## EXERCISE MATERIAL
━━━━━━━━
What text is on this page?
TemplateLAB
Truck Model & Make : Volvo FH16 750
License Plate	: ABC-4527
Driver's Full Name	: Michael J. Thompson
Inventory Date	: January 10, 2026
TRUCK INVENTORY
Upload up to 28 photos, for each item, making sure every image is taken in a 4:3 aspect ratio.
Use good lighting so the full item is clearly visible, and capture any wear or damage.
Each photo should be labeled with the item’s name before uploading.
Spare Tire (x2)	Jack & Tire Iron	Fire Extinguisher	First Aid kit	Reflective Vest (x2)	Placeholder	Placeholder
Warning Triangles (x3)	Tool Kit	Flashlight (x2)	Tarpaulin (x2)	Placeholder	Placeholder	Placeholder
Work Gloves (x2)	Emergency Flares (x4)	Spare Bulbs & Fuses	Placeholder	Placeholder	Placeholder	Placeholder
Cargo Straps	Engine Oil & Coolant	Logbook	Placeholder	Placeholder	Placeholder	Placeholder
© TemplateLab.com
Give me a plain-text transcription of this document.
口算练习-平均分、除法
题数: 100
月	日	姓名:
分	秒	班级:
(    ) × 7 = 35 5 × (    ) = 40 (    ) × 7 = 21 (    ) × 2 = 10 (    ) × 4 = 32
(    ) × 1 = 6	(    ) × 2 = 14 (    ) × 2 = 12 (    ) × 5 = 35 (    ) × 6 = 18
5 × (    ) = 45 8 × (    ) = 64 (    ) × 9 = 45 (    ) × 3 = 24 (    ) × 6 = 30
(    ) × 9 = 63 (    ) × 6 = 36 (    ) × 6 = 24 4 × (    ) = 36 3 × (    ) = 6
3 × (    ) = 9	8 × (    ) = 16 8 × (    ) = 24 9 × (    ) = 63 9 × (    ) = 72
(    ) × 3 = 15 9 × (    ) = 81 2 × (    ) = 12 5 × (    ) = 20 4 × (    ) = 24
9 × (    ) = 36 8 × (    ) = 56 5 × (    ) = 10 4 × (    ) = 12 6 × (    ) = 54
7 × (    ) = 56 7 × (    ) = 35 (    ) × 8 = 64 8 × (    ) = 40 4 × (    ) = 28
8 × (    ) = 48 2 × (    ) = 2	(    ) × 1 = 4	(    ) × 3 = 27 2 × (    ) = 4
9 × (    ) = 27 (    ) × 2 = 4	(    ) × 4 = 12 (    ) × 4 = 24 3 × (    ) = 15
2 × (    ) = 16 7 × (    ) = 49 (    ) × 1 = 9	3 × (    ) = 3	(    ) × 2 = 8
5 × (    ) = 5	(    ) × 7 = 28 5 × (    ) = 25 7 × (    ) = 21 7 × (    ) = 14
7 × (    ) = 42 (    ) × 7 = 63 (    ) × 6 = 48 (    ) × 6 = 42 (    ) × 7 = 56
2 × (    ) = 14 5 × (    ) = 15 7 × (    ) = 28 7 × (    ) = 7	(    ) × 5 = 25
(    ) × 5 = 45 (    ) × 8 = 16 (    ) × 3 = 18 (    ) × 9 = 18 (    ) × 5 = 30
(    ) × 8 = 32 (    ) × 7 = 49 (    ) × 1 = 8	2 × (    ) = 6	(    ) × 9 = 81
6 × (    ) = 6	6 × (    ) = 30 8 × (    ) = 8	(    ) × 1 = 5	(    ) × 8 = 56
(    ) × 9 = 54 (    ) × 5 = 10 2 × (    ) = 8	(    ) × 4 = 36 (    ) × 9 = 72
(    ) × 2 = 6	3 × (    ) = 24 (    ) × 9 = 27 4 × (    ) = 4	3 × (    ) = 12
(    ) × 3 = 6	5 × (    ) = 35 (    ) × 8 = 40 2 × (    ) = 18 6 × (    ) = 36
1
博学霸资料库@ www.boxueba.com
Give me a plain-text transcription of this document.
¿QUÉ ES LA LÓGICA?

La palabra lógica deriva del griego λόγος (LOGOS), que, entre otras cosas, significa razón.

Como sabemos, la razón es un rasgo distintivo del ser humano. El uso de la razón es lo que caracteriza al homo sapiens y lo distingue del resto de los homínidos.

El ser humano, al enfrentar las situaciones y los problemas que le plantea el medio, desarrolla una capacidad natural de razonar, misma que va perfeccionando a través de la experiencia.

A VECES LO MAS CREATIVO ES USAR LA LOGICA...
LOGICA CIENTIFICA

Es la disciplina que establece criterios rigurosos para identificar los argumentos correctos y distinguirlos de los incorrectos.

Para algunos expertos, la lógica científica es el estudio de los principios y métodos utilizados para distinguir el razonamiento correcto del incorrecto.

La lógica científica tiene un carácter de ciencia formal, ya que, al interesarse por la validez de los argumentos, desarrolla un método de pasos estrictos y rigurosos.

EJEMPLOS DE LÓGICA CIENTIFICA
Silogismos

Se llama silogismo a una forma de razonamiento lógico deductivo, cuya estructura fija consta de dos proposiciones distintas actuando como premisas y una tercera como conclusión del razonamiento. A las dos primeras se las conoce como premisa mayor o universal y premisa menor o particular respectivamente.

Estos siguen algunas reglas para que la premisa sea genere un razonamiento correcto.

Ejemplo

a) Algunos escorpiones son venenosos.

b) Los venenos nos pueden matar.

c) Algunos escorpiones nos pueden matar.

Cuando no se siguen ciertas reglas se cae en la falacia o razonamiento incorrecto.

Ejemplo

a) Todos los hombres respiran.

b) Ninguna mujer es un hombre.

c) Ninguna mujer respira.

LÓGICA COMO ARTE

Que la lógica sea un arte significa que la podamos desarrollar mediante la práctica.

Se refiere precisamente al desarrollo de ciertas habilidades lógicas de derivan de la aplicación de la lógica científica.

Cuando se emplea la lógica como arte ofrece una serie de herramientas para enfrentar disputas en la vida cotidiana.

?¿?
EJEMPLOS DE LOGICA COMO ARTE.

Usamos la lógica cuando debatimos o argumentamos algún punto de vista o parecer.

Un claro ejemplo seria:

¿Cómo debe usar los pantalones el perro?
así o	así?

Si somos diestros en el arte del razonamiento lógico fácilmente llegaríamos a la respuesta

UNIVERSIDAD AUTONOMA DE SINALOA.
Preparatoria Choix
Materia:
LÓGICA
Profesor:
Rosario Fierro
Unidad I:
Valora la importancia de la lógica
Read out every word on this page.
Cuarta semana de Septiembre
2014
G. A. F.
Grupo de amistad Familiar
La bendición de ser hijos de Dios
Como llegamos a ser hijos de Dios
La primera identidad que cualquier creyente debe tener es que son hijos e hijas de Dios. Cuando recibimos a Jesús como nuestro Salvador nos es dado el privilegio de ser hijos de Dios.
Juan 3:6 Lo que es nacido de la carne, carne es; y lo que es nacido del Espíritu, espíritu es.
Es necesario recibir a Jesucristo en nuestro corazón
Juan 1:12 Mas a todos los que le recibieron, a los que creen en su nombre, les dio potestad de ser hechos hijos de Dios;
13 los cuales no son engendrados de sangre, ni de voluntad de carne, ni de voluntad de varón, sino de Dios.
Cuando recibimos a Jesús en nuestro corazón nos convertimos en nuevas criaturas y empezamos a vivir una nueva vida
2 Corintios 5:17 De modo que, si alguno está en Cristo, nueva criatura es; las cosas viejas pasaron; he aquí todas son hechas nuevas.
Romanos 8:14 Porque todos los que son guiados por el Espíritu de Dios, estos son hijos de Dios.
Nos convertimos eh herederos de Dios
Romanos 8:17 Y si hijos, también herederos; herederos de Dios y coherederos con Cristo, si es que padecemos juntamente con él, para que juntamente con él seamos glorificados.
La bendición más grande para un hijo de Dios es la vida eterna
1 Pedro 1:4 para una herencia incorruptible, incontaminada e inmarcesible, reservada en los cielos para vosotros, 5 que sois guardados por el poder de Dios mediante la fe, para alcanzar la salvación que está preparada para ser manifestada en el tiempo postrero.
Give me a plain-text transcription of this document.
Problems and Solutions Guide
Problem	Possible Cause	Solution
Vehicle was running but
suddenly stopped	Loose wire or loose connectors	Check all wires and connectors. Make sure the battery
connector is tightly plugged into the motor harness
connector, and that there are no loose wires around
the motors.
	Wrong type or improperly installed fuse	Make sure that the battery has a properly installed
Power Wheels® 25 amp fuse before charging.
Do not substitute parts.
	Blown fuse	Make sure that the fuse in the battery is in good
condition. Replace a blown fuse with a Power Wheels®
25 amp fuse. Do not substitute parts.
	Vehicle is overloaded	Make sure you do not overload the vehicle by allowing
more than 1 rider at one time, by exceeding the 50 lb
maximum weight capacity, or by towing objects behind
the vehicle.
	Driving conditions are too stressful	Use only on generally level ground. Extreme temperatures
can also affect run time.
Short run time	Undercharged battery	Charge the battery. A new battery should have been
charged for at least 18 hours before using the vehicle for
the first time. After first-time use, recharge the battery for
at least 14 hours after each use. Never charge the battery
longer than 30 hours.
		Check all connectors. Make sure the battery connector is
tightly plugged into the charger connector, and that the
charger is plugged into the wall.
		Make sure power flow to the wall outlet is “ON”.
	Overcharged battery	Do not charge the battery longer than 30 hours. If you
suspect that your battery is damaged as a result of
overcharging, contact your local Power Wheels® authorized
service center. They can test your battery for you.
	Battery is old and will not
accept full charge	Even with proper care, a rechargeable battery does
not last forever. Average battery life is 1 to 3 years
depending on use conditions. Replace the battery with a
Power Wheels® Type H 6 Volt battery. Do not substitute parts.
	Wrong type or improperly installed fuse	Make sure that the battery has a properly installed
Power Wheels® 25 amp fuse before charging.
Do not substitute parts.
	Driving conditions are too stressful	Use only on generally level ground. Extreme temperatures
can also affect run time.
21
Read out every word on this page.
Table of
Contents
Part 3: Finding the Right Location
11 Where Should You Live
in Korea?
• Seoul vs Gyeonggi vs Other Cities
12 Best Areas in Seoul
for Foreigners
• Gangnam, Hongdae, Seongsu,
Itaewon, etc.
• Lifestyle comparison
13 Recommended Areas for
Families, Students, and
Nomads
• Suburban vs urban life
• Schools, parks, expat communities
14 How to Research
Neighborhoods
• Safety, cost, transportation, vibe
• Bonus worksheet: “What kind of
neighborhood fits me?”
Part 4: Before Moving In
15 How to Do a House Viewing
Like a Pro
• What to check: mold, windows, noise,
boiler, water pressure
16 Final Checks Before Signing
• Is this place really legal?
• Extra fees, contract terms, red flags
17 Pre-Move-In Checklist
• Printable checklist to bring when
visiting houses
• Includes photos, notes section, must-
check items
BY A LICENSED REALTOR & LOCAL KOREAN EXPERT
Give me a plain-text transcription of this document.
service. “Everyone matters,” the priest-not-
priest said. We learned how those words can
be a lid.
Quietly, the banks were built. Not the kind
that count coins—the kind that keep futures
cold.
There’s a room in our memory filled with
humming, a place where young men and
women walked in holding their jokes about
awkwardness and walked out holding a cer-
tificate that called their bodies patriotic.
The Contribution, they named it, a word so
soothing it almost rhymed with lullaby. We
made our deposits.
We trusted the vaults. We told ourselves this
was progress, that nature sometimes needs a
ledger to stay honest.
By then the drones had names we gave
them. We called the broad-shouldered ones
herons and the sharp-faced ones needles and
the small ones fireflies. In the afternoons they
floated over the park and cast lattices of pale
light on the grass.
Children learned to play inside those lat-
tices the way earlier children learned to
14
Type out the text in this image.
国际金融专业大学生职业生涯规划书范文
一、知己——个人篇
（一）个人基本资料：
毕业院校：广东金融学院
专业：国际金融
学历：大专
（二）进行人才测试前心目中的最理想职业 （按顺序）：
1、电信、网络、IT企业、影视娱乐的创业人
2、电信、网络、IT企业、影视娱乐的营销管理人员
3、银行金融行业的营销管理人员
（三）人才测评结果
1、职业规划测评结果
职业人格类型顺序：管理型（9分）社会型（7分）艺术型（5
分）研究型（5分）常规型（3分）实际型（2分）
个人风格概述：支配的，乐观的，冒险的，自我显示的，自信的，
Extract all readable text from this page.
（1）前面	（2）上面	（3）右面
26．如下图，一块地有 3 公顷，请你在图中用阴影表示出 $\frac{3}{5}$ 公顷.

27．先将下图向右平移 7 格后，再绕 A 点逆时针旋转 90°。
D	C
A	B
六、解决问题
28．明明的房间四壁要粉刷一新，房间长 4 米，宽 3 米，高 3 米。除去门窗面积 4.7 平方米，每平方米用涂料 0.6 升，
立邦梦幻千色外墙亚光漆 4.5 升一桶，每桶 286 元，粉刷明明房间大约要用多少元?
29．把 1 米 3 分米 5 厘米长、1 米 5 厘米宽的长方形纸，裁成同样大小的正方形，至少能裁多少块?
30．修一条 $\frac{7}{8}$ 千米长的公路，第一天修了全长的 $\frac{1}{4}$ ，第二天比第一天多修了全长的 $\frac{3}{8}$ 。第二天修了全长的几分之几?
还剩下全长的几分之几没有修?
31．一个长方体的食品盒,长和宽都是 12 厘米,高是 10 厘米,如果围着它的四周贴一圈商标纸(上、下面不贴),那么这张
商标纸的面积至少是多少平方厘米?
━━━━━━━━
## WHAT TO DO
Find "carne". Copy every line it occurs in.

## THE RESULT
Juan 3:6 Lo que es nacido de la carne, carne es; y lo que es nacido del Espíritu, espíritu es.
13 los cuales no son engendrados de sangre, ni de voluntad de carne, ni de voluntad de varón, sino de Dios.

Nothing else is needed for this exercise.